Top of GIVEN PASSAGE

Self-injury is VERY RARELY a failed suicide attempt. People who inflict physical harm on themselves are often doing it in an attempt to maintain psychological integrity — it’s a way to keep from killing themselves. They release unbearable feelings and pressures through self-harm, and that eases their urge toward suicide. Some people who self-injure do later attempt suicide, but they almost always use a method different from their preferred method of self-harm. Self-injury is a maladaptive coping mechanism, a way to stay alive. Unfortunately, some people don’t understand this and think that involuntary commitment is the only way to deal with a person who self-harms. Hospitalization, especially forced, can do more harm than good.
What helps people who self-injure
Medications (mood stabilizers, anxiolytics, antidepressants, and some of the newer neuroleptics) have been tried with some success. There is no magic pill for stopping self-harm (naltrexone, though effective in people with developmental disabilities, doesn’t seem to work nearly as well in other patients). Many therapeutic approaches have been and are being developed to help self-harmers learn new coping mechanisms and teach them how to start using those techniques instead of self-injury. They reflect a growing belief among mental-health workers that once a client’s patterns of self-inflicted violence stabilize, real work can be done on the problems and issues underlying the self-injury.

Bottom of GIVEN PASSAGE
Top of EXTRACTED INFORMATION

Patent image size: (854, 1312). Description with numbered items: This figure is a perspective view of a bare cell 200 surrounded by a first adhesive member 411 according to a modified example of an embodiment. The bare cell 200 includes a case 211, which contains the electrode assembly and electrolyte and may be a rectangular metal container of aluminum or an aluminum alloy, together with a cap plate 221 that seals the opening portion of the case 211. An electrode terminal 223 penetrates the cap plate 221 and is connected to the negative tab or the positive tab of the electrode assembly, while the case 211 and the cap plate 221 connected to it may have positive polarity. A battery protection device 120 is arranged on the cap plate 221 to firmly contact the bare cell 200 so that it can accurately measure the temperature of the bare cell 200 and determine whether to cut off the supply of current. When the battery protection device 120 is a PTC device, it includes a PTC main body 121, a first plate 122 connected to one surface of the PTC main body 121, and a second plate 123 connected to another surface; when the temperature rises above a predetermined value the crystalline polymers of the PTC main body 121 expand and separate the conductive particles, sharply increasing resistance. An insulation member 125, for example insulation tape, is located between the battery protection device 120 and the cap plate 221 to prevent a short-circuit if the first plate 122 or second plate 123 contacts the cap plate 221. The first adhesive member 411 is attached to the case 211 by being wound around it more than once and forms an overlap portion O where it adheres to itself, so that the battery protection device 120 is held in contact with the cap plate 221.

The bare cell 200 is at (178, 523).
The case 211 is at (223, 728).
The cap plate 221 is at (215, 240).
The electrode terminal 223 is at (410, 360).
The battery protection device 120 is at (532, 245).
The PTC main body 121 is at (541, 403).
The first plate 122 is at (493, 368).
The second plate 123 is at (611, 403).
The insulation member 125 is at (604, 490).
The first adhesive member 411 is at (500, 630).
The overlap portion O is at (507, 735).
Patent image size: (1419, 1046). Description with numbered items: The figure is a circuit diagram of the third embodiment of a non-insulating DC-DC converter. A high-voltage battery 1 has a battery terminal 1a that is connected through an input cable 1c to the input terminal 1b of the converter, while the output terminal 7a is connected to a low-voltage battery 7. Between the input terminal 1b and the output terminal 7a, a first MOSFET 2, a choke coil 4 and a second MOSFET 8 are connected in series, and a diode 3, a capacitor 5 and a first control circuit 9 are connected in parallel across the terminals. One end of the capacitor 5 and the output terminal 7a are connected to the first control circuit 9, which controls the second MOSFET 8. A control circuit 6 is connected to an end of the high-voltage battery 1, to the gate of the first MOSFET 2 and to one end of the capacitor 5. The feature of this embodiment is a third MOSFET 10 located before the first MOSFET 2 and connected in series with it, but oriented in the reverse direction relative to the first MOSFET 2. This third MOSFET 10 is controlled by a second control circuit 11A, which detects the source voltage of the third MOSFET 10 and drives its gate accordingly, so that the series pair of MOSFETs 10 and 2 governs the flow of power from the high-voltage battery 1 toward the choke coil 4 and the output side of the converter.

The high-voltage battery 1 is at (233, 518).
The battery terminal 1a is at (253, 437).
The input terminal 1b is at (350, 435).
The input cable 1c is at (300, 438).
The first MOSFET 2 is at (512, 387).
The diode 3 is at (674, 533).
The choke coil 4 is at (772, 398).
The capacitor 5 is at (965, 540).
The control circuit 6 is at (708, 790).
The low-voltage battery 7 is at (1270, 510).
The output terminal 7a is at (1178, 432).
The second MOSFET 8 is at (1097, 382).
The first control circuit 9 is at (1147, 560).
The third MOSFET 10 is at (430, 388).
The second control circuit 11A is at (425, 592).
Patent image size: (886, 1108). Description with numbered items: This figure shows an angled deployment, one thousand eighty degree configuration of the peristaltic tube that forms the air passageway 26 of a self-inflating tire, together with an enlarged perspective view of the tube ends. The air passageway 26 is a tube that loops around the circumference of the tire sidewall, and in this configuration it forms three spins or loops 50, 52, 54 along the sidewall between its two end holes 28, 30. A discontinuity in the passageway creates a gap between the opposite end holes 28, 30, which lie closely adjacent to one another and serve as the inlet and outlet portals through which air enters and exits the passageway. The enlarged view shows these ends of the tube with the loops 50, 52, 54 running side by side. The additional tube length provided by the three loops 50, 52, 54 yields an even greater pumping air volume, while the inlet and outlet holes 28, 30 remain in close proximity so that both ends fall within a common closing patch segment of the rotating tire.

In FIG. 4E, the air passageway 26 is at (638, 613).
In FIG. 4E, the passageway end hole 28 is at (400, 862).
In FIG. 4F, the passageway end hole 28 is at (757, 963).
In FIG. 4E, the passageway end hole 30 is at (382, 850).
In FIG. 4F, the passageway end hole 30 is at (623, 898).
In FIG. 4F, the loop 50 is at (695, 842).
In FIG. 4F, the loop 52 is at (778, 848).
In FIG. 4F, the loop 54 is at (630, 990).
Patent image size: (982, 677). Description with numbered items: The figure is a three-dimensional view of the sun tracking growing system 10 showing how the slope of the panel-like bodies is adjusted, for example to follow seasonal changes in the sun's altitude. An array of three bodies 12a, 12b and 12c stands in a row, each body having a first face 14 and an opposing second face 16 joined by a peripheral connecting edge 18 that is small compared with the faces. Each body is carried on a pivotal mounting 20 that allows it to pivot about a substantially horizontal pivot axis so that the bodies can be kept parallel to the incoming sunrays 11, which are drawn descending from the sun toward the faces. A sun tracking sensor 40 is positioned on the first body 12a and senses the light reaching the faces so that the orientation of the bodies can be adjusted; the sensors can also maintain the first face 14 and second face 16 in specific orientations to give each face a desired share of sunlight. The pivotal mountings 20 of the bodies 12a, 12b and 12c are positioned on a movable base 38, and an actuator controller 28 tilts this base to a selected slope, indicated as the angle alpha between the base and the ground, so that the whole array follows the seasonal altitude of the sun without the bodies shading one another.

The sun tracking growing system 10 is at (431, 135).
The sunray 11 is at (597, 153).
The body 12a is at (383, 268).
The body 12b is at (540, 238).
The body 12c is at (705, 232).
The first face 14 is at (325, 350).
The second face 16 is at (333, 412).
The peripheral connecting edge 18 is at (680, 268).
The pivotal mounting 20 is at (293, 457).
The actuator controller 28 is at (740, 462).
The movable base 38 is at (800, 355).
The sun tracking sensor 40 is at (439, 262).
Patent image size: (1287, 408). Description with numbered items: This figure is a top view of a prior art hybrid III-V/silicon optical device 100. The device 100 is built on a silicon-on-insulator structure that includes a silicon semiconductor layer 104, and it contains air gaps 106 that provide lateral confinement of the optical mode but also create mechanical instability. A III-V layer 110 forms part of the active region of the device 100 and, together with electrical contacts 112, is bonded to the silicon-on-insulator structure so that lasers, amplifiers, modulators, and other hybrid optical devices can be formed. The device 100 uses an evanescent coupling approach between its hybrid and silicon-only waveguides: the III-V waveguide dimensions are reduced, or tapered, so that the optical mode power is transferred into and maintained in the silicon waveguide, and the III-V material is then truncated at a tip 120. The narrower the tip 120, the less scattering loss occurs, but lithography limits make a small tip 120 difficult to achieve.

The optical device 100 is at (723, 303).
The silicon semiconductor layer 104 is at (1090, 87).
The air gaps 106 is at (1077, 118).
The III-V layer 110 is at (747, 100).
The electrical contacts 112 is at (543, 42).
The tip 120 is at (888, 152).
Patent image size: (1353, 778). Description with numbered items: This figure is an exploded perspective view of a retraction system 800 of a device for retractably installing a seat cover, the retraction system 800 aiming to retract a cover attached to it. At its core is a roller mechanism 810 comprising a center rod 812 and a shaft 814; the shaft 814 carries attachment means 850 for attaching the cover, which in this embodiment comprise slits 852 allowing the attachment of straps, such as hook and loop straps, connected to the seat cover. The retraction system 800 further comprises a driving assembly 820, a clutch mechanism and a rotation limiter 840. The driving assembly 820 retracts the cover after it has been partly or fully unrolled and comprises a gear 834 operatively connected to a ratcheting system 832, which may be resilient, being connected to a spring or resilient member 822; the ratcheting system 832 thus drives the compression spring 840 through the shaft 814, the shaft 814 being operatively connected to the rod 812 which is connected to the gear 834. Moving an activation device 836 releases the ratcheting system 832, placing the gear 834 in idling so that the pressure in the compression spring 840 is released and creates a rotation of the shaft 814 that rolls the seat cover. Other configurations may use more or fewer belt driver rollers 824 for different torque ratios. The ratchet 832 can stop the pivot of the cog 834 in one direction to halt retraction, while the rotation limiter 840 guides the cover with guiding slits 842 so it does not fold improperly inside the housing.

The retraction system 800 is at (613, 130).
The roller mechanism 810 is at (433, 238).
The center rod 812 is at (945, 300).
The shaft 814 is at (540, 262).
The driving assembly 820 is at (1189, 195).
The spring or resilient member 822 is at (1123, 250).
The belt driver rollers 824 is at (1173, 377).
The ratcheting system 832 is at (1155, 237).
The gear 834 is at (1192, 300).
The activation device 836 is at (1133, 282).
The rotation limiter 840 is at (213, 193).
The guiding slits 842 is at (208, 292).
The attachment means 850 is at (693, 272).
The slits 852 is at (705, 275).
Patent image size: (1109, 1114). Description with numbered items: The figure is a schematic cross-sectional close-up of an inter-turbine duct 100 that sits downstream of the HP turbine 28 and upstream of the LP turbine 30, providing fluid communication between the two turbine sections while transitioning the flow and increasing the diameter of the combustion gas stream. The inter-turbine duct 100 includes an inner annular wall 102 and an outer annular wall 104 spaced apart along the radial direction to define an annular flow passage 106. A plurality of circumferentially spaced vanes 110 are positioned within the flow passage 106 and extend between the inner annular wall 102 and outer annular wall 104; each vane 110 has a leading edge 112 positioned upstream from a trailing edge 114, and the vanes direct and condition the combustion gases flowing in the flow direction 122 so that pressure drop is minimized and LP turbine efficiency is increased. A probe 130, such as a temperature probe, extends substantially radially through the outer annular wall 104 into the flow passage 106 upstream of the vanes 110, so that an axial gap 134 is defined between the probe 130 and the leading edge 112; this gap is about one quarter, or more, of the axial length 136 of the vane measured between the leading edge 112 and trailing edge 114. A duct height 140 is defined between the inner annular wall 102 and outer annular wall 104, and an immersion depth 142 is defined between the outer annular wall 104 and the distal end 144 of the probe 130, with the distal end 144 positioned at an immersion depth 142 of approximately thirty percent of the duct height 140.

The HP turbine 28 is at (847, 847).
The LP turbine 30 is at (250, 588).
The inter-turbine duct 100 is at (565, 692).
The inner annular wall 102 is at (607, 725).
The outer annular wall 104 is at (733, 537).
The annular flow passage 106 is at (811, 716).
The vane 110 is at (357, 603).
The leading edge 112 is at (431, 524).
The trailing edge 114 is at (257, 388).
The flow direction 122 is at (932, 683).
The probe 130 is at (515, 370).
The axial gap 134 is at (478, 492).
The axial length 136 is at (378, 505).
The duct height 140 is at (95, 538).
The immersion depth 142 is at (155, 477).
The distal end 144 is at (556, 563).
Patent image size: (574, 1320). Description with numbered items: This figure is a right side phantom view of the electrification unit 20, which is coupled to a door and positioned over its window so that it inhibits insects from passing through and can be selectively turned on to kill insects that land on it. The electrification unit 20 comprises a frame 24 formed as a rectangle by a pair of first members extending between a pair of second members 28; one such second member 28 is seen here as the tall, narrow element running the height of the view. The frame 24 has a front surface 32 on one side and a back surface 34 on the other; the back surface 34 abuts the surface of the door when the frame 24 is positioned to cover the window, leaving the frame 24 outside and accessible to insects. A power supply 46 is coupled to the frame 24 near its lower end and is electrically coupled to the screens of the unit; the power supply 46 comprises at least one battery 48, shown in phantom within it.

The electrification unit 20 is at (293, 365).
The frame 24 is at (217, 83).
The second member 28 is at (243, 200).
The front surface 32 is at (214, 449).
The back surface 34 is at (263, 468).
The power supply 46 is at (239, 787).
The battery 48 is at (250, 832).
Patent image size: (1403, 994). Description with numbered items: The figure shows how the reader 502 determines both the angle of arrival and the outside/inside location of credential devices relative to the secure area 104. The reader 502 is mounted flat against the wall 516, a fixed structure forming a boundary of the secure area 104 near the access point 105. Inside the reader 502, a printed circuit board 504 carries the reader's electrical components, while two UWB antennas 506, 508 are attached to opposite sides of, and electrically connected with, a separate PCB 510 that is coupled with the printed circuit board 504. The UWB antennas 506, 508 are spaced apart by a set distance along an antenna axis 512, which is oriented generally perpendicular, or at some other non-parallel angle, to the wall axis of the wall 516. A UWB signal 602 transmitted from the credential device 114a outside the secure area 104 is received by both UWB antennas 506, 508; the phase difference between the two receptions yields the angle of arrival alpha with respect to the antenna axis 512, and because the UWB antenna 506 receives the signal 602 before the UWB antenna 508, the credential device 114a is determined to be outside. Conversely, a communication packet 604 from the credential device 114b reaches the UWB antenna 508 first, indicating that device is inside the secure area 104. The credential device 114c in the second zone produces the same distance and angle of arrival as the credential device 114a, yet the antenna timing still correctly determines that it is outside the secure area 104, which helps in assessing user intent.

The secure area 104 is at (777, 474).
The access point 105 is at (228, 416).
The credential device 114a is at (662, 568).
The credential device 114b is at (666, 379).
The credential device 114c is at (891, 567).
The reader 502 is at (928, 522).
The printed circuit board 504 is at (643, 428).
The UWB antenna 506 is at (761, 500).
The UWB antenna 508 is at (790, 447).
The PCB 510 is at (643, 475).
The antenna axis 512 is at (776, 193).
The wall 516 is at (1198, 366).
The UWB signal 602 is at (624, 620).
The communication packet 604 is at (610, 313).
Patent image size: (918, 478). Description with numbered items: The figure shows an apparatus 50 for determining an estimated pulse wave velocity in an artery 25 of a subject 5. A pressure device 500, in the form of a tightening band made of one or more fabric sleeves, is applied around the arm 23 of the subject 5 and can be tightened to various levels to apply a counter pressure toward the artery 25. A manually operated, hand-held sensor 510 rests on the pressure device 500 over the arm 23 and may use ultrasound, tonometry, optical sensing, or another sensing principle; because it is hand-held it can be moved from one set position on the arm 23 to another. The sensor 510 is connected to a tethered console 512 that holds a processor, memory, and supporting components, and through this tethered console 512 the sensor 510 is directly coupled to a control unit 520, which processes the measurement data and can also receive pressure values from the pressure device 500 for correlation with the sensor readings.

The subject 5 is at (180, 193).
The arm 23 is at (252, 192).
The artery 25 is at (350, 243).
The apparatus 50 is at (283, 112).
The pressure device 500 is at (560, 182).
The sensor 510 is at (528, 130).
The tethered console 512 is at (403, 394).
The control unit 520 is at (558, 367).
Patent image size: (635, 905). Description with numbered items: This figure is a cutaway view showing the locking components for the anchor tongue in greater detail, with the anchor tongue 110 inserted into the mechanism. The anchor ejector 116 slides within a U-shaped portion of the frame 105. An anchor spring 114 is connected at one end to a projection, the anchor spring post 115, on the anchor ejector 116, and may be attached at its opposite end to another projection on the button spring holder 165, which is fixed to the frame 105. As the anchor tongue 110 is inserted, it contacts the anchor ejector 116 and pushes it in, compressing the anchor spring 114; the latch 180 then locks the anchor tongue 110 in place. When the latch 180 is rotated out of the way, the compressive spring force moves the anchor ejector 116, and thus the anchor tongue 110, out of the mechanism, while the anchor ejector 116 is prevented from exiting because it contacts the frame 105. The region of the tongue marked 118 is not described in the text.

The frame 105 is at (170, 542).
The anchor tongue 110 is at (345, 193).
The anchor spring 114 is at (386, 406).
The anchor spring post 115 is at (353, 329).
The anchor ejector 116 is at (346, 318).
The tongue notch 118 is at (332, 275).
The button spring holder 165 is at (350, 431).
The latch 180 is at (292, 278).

Bottom of EXTRACTED INFORMATION

**ACTIVITY**.
List the classes of medication that the passage on self-injury names in parentheses as having been tried with some success.

**ANSWER SECTION**.
- Mood stabilizers
- Anxiolytics
- Antidepressants
- Some of the newer neuroleptics